GIVEN PROBLEM ::
Give back the records below exactly, every one, with no pictures.

Items from a dataset ::
>>>

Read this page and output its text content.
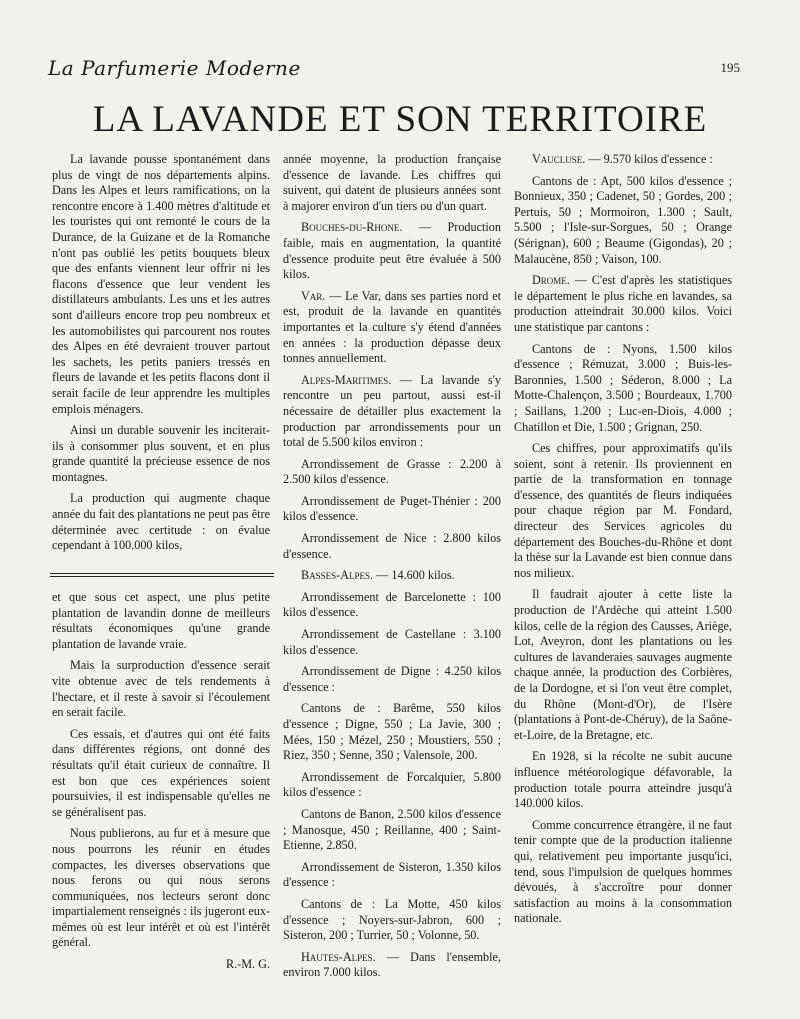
La Parfumerie Moderne	195
LA LAVANDE ET SON TERRITOIRE

La lavande pousse spontanément dans plus de vingt de nos départements alpins. Dans les Alpes et leurs ramifications, on la rencontre encore à 1.400 mètres d'altitude et les touristes qui ont remonté le cours de la Durance, de la Guizane et de la Romanche n'ont pas oublié les petits bouquets bleux que des enfants viennent leur offrir ni les flacons d'essence que leur vendent les distillateurs ambulants. Les uns et les autres sont d'ailleurs encore trop peu nombreux et les automobilistes qui parcourent nos routes des Alpes en été devraient trouver partout les sachets, les petits paniers tressés en fleurs de lavande et les petits flacons dont il serait facile de leur apprendre les multiples emplois ménagers.

Ainsi un durable souvenir les inciterait-ils à consommer plus souvent, et en plus grande quantité la précieuse essence de nos montagnes.

La production qui augmente chaque année du fait des plantations ne peut pas être déterminée avec certitude : on évalue cependant à 100.000 kilos,

et que sous cet aspect, une plus petite plantation de lavandin donne de meilleurs résultats économiques qu'une grande plantation de lavande vraie.

Mais la surproduction d'essence serait vite obtenue avec de tels rendements à l'hectare, et il reste à savoir si l'écoulement en serait facile.

Ces essais, et d'autres qui ont été faits dans différentes régions, ont donné des résultats qu'il était curieux de connaître. Il est bon que ces expériences soient poursuivies, il est indispensable qu'elles ne se généralisent pas.

Nous publierons, au fur et à mesure que nous pourrons les réunir en études compactes, les diverses observations que nous ferons ou qui nous serons communiquées, nos lecteurs seront donc impartialement renseignés : ils jugeront eux-mêmes où est leur intérêt et où est l'intérêt général.

R.-M. G.

année moyenne, la production française d'essence de lavande. Les chiffres qui suivent, qui datent de plusieurs années sont à majorer environ d'un tiers ou d'un quart.

Bouches-du-Rhone. — Production faible, mais en augmentation, la quantité d'essence produite peut être évaluée à 500 kilos.

Var. — Le Var, dans ses parties nord et est, produit de la lavande en quantités importantes et la culture s'y étend d'années en années : la production dépasse deux tonnes annuellement.

Alpes-Maritimes. — La lavande s'y rencontre un peu partout, aussi est-il nécessaire de détailler plus exactement la production par arrondissements pour un total de 5.500 kilos environ :

Arrondissement de Grasse : 2.200 à 2.500 kilos d'essence.

Arrondissement de Puget-Thénier : 200 kilos d'essence.

Arrondissement de Nice : 2.800 kilos d'essence.

Basses-Alpes. — 14.600 kilos.

Arrondissement de Barcelonette : 100 kilos d'essence.

Arrondissement de Castellane : 3.100 kilos d'essence.

Arrondissement de Digne : 4.250 kilos d'essence :

Cantons de : Barême, 550 kilos d'essence ; Digne, 550 ; La Javie, 300 ; Mées, 150 ; Mézel, 250 ; Moustiers, 550 ; Riez, 350 ; Senne, 350 ; Valensole, 200.

Arrondissement de Forcalquier, 5.800 kilos d'essence :

Cantons de Banon, 2.500 kilos d'essence ; Manosque, 450 ; Reillanne, 400 ; Saint-Etienne, 2.850.

Arrondissement de Sisteron, 1.350 kilos d'essence :

Cantons de : La Motte, 450 kilos d'essence ; Noyers-sur-Jabron, 600 ; Sisteron, 200 ; Turrier, 50 ; Volonne, 50.

Hautes-Alpes. — Dans l'ensemble, environ 7.000 kilos.

Vaucluse. — 9.570 kilos d'essence :

Cantons de : Apt, 500 kilos d'essence ; Bonnieux, 350 ; Cadenet, 50 ; Gordes, 200 ; Pertuis, 50 ; Mormoiron, 1.300 ; Sault, 5.500 ; l'Isle-sur-Sorgues, 50 ; Orange (Sérignan), 600 ; Beaume (Gigondas), 20 ; Malaucène, 850 ; Vaison, 100.

Drome. — C'est d'après les statistiques le département le plus riche en lavandes, sa production atteindrait 30.000 kilos. Voici une statistique par cantons :

Cantons de : Nyons, 1.500 kilos d'essence ; Rémuzat, 3.000 ; Buis-les-Baronnies, 1.500 ; Séderon, 8.000 ; La Motte-Chalençon, 3.500 ; Bourdeaux, 1.700 ; Saillans, 1.200 ; Luc-en-Diois, 4.000 ; Chatillon et Die, 1.500 ; Grignan, 250.

Ces chiffres, pour approximatifs qu'ils soient, sont à retenir. Ils proviennent en partie de la transformation en tonnage d'essence, des quantités de fleurs indiquées pour chaque région par M. Fondard, directeur des Services agricoles du département des Bouches-du-Rhône et dont la thèse sur la Lavande est bien connue dans nos milieux.

Il faudrait ajouter à cette liste la production de l'Ardèche qui atteint 1.500 kilos, celle de la région des Causses, Ariège, Lot, Aveyron, dont les plantations ou les cultures de lavanderaies sauvages augmente chaque année, la production des Corbières, de la Dordogne, et si l'on veut être complet, du Rhône (Mont-d'Or), de l'Isère (plantations à Pont-de-Chéruy), de la Saône-et-Loire, de la Bretagne, etc.

En 1928, si la récolte ne subit aucune influence météorologique défavorable, la production totale pourra atteindre jusqu'à 140.000 kilos.

Comme concurrence étrangère, il ne faut tenir compte que de la production italienne qui, relativement peu importante jusqu'ici, tend, sous l'impulsion de quelques hommes dévoués, à s'accroître pour donner satisfaction au moins à la consommation nationale.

<<<

FULL RESPONSE ::
Read this page and output its text content.
La Parfumerie Moderne	195
LA LAVANDE ET SON TERRITOIRE

La lavande pousse spontanément dans plus de vingt de nos départements alpins. Dans les Alpes et leurs ramifications, on la rencontre encore à 1.400 mètres d'altitude et les touristes qui ont remonté le cours de la Durance, de la Guizane et de la Romanche n'ont pas oublié les petits bouquets bleux que des enfants viennent leur offrir ni les flacons d'essence que leur vendent les distillateurs ambulants. Les uns et les autres sont d'ailleurs encore trop peu nombreux et les automobilistes qui parcourent nos routes des Alpes en été devraient trouver partout les sachets, les petits paniers tressés en fleurs de lavande et les petits flacons dont il serait facile de leur apprendre les multiples emplois ménagers.

Ainsi un durable souvenir les inciterait-ils à consommer plus souvent, et en plus grande quantité la précieuse essence de nos montagnes.

La production qui augmente chaque année du fait des plantations ne peut pas être déterminée avec certitude : on évalue cependant à 100.000 kilos,

et que sous cet aspect, une plus petite plantation de lavandin donne de meilleurs résultats économiques qu'une grande plantation de lavande vraie.

Mais la surproduction d'essence serait vite obtenue avec de tels rendements à l'hectare, et il reste à savoir si l'écoulement en serait facile.

Ces essais, et d'autres qui ont été faits dans différentes régions, ont donné des résultats qu'il était curieux de connaître. Il est bon que ces expériences soient poursuivies, il est indispensable qu'elles ne se généralisent pas.

Nous publierons, au fur et à mesure que nous pourrons les réunir en études compactes, les diverses observations que nous ferons ou qui nous serons communiquées, nos lecteurs seront donc impartialement renseignés : ils jugeront eux-mêmes où est leur intérêt et où est l'intérêt général.

R.-M. G.

année moyenne, la production française d'essence de lavande. Les chiffres qui suivent, qui datent de plusieurs années sont à majorer environ d'un tiers ou d'un quart.

Bouches-du-Rhone. — Production faible, mais en augmentation, la quantité d'essence produite peut être évaluée à 500 kilos.

Var. — Le Var, dans ses parties nord et est, produit de la lavande en quantités importantes et la culture s'y étend d'années en années : la production dépasse deux tonnes annuellement.

Alpes-Maritimes. — La lavande s'y rencontre un peu partout, aussi est-il nécessaire de détailler plus exactement la production par arrondissements pour un total de 5.500 kilos environ :

Arrondissement de Grasse : 2.200 à 2.500 kilos d'essence.

Arrondissement de Puget-Thénier : 200 kilos d'essence.

Arrondissement de Nice : 2.800 kilos d'essence.

Basses-Alpes. — 14.600 kilos.

Arrondissement de Barcelonette : 100 kilos d'essence.

Arrondissement de Castellane : 3.100 kilos d'essence.

Arrondissement de Digne : 4.250 kilos d'essence :

Cantons de : Barême, 550 kilos d'essence ; Digne, 550 ; La Javie, 300 ; Mées, 150 ; Mézel, 250 ; Moustiers, 550 ; Riez, 350 ; Senne, 350 ; Valensole, 200.

Arrondissement de Forcalquier, 5.800 kilos d'essence :

Cantons de Banon, 2.500 kilos d'essence ; Manosque, 450 ; Reillanne, 400 ; Saint-Etienne, 2.850.

Arrondissement de Sisteron, 1.350 kilos d'essence :

Cantons de : La Motte, 450 kilos d'essence ; Noyers-sur-Jabron, 600 ; Sisteron, 200 ; Turrier, 50 ; Volonne, 50.

Hautes-Alpes. — Dans l'ensemble, environ 7.000 kilos.

Vaucluse. — 9.570 kilos d'essence :

Cantons de : Apt, 500 kilos d'essence ; Bonnieux, 350 ; Cadenet, 50 ; Gordes, 200 ; Pertuis, 50 ; Mormoiron, 1.300 ; Sault, 5.500 ; l'Isle-sur-Sorgues, 50 ; Orange (Sérignan), 600 ; Beaume (Gigondas), 20 ; Malaucène, 850 ; Vaison, 100.

Drome. — C'est d'après les statistiques le département le plus riche en lavandes, sa production atteindrait 30.000 kilos. Voici une statistique par cantons :

Cantons de : Nyons, 1.500 kilos d'essence ; Rémuzat, 3.000 ; Buis-les-Baronnies, 1.500 ; Séderon, 8.000 ; La Motte-Chalençon, 3.500 ; Bourdeaux, 1.700 ; Saillans, 1.200 ; Luc-en-Diois, 4.000 ; Chatillon et Die, 1.500 ; Grignan, 250.

Ces chiffres, pour approximatifs qu'ils soient, sont à retenir. Ils proviennent en partie de la transformation en tonnage d'essence, des quantités de fleurs indiquées pour chaque région par M. Fondard, directeur des Services agricoles du département des Bouches-du-Rhône et dont la thèse sur la Lavande est bien connue dans nos milieux.

Il faudrait ajouter à cette liste la production de l'Ardèche qui atteint 1.500 kilos, celle de la région des Causses, Ariège, Lot, Aveyron, dont les plantations ou les cultures de lavanderaies sauvages augmente chaque année, la production des Corbières, de la Dordogne, et si l'on veut être complet, du Rhône (Mont-d'Or), de l'Isère (plantations à Pont-de-Chéruy), de la Saône-et-Loire, de la Bretagne, etc.

En 1928, si la récolte ne subit aucune influence météorologique défavorable, la production totale pourra atteindre jusqu'à 140.000 kilos.

Comme concurrence étrangère, il ne faut tenir compte que de la production italienne qui, relativement peu importante jusqu'ici, tend, sous l'impulsion de quelques hommes dévoués, à s'accroître pour donner satisfaction au moins à la consommation nationale.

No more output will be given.